Your goal – Could you output each line of the data that follows exactly?
* Start Material shown *
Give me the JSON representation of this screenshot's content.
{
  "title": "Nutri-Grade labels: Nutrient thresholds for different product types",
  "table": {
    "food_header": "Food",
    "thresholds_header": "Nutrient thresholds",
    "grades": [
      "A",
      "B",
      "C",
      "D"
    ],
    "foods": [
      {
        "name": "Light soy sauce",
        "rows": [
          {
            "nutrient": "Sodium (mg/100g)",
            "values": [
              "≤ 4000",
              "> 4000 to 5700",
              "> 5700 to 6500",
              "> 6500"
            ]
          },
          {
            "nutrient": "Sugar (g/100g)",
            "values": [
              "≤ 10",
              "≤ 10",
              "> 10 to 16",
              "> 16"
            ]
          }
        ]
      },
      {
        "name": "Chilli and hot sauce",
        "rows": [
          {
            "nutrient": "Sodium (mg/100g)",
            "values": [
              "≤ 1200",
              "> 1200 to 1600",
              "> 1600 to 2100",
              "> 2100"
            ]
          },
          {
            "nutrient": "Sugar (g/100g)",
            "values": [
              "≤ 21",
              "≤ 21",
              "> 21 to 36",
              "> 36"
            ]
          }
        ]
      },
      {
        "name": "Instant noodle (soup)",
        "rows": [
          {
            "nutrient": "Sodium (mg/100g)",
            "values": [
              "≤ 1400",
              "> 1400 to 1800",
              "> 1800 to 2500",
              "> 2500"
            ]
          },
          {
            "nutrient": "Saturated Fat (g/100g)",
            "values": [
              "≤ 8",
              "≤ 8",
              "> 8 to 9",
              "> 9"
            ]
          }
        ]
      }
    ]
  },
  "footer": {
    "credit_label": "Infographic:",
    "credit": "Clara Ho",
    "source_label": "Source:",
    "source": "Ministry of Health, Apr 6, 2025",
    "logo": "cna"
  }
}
* End Material shown *
Solution below –
Give me the JSON representation of this screenshot's content.
{
  "title": "Nutri-Grade labels: Nutrient thresholds for different product types",
  "table": {
    "food_header": "Food",
    "thresholds_header": "Nutrient thresholds",
    "grades": [
      "A",
      "B",
      "C",
      "D"
    ],
    "foods": [
      {
        "name": "Light soy sauce",
        "rows": [
          {
            "nutrient": "Sodium (mg/100g)",
            "values": [
              "≤ 4000",
              "> 4000 to 5700",
              "> 5700 to 6500",
              "> 6500"
            ]
          },
          {
            "nutrient": "Sugar (g/100g)",
            "values": [
              "≤ 10",
              "≤ 10",
              "> 10 to 16",
              "> 16"
            ]
          }
        ]
      },
      {
        "name": "Chilli and hot sauce",
        "rows": [
          {
            "nutrient": "Sodium (mg/100g)",
            "values": [
              "≤ 1200",
              "> 1200 to 1600",
              "> 1600 to 2100",
              "> 2100"
            ]
          },
          {
            "nutrient": "Sugar (g/100g)",
            "values": [
              "≤ 21",
              "≤ 21",
              "> 21 to 36",
              "> 36"
            ]
          }
        ]
      },
      {
        "name": "Instant noodle (soup)",
        "rows": [
          {
            "nutrient": "Sodium (mg/100g)",
            "values": [
              "≤ 1400",
              "> 1400 to 1800",
              "> 1800 to 2500",
              "> 2500"
            ]
          },
          {
            "nutrient": "Saturated Fat (g/100g)",
            "values": [
              "≤ 8",
              "≤ 8",
              "> 8 to 9",
              "> 9"
            ]
          }
        ]
      }
    ]
  },
  "footer": {
    "credit_label": "Infographic:",
    "credit": "Clara Ho",
    "source_label": "Source:",
    "source": "Ministry of Health, Apr 6, 2025",
    "logo": "cna"
  }
}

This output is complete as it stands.